## [Short task]
Render the following material again verbatim, leaving nothing out.

## [Entries]

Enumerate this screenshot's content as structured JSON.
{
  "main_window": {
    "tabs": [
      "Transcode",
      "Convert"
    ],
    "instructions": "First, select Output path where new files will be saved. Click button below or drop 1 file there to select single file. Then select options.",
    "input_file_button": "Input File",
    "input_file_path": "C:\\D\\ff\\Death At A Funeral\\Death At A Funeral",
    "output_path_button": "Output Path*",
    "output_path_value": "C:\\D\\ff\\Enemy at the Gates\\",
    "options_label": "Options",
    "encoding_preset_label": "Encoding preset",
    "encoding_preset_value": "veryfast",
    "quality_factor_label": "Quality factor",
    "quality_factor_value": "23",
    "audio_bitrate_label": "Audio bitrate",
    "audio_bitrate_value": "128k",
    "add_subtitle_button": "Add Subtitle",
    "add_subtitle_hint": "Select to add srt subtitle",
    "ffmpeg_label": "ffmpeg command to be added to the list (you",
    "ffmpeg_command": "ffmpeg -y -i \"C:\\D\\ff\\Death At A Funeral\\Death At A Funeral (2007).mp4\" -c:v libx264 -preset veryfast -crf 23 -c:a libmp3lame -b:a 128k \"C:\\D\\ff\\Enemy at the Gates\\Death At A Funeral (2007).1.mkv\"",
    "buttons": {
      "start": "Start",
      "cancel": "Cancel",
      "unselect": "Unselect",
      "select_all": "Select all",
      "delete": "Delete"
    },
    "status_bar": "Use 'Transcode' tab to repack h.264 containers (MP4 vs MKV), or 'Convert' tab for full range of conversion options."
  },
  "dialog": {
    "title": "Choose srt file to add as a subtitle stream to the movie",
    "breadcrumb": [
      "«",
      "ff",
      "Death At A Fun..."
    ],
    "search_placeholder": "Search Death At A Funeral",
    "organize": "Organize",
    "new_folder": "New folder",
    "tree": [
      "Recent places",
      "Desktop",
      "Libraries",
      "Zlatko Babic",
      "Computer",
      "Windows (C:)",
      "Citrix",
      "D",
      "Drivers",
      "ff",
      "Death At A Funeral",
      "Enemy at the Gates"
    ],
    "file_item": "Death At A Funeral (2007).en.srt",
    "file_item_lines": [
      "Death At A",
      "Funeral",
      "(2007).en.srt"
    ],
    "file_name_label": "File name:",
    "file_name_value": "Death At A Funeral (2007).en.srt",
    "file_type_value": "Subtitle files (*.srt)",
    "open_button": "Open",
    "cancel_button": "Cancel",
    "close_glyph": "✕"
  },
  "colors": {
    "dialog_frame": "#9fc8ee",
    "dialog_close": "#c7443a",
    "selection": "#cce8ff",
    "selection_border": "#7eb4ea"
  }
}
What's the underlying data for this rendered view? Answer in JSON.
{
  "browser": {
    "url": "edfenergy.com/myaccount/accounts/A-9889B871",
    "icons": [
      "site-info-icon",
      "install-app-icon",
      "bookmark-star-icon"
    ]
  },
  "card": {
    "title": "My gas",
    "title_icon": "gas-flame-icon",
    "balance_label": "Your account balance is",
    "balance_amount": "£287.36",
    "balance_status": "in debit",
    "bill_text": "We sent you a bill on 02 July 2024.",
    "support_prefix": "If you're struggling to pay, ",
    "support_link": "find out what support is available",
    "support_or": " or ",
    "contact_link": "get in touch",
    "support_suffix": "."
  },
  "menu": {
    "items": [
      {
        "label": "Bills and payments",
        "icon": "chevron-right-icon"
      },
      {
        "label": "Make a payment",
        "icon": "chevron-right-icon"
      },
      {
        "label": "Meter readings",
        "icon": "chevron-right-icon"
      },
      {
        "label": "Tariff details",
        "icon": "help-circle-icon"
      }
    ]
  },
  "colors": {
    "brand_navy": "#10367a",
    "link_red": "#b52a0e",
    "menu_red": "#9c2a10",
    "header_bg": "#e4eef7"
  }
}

## [Output]
Enumerate this screenshot's content as structured JSON.
{
  "main_window": {
    "tabs": [
      "Transcode",
      "Convert"
    ],
    "instructions": "First, select Output path where new files will be saved. Click button below or drop 1 file there to select single file. Then select options.",
    "input_file_button": "Input File",
    "input_file_path": "C:\\D\\ff\\Death At A Funeral\\Death At A Funeral",
    "output_path_button": "Output Path*",
    "output_path_value": "C:\\D\\ff\\Enemy at the Gates\\",
    "options_label": "Options",
    "encoding_preset_label": "Encoding preset",
    "encoding_preset_value": "veryfast",
    "quality_factor_label": "Quality factor",
    "quality_factor_value": "23",
    "audio_bitrate_label": "Audio bitrate",
    "audio_bitrate_value": "128k",
    "add_subtitle_button": "Add Subtitle",
    "add_subtitle_hint": "Select to add srt subtitle",
    "ffmpeg_label": "ffmpeg command to be added to the list (you",
    "ffmpeg_command": "ffmpeg -y -i \"C:\\D\\ff\\Death At A Funeral\\Death At A Funeral (2007).mp4\" -c:v libx264 -preset veryfast -crf 23 -c:a libmp3lame -b:a 128k \"C:\\D\\ff\\Enemy at the Gates\\Death At A Funeral (2007).1.mkv\"",
    "buttons": {
      "start": "Start",
      "cancel": "Cancel",
      "unselect": "Unselect",
      "select_all": "Select all",
      "delete": "Delete"
    },
    "status_bar": "Use 'Transcode' tab to repack h.264 containers (MP4 vs MKV), or 'Convert' tab for full range of conversion options."
  },
  "dialog": {
    "title": "Choose srt file to add as a subtitle stream to the movie",
    "breadcrumb": [
      "«",
      "ff",
      "Death At A Fun..."
    ],
    "search_placeholder": "Search Death At A Funeral",
    "organize": "Organize",
    "new_folder": "New folder",
    "tree": [
      "Recent places",
      "Desktop",
      "Libraries",
      "Zlatko Babic",
      "Computer",
      "Windows (C:)",
      "Citrix",
      "D",
      "Drivers",
      "ff",
      "Death At A Funeral",
      "Enemy at the Gates"
    ],
    "file_item": "Death At A Funeral (2007).en.srt",
    "file_item_lines": [
      "Death At A",
      "Funeral",
      "(2007).en.srt"
    ],
    "file_name_label": "File name:",
    "file_name_value": "Death At A Funeral (2007).en.srt",
    "file_type_value": "Subtitle files (*.srt)",
    "open_button": "Open",
    "cancel_button": "Cancel",
    "close_glyph": "✕"
  },
  "colors": {
    "dialog_frame": "#9fc8ee",
    "dialog_close": "#c7443a",
    "selection": "#cce8ff",
    "selection_border": "#7eb4ea"
  }
}
What's the underlying data for this rendered view? Answer in JSON.
{
  "browser": {
    "url": "edfenergy.com/myaccount/accounts/A-9889B871",
    "icons": [
      "site-info-icon",
      "install-app-icon",
      "bookmark-star-icon"
    ]
  },
  "card": {
    "title": "My gas",
    "title_icon": "gas-flame-icon",
    "balance_label": "Your account balance is",
    "balance_amount": "£287.36",
    "balance_status": "in debit",
    "bill_text": "We sent you a bill on 02 July 2024.",
    "support_prefix": "If you're struggling to pay, ",
    "support_link": "find out what support is available",
    "support_or": " or ",
    "contact_link": "get in touch",
    "support_suffix": "."
  },
  "menu": {
    "items": [
      {
        "label": "Bills and payments",
        "icon": "chevron-right-icon"
      },
      {
        "label": "Make a payment",
        "icon": "chevron-right-icon"
      },
      {
        "label": "Meter readings",
        "icon": "chevron-right-icon"
      },
      {
        "label": "Tariff details",
        "icon": "help-circle-icon"
      }
    ]
  },
  "colors": {
    "brand_navy": "#10367a",
    "link_red": "#b52a0e",
    "menu_red": "#9c2a10",
    "header_bg": "#e4eef7"
  }
}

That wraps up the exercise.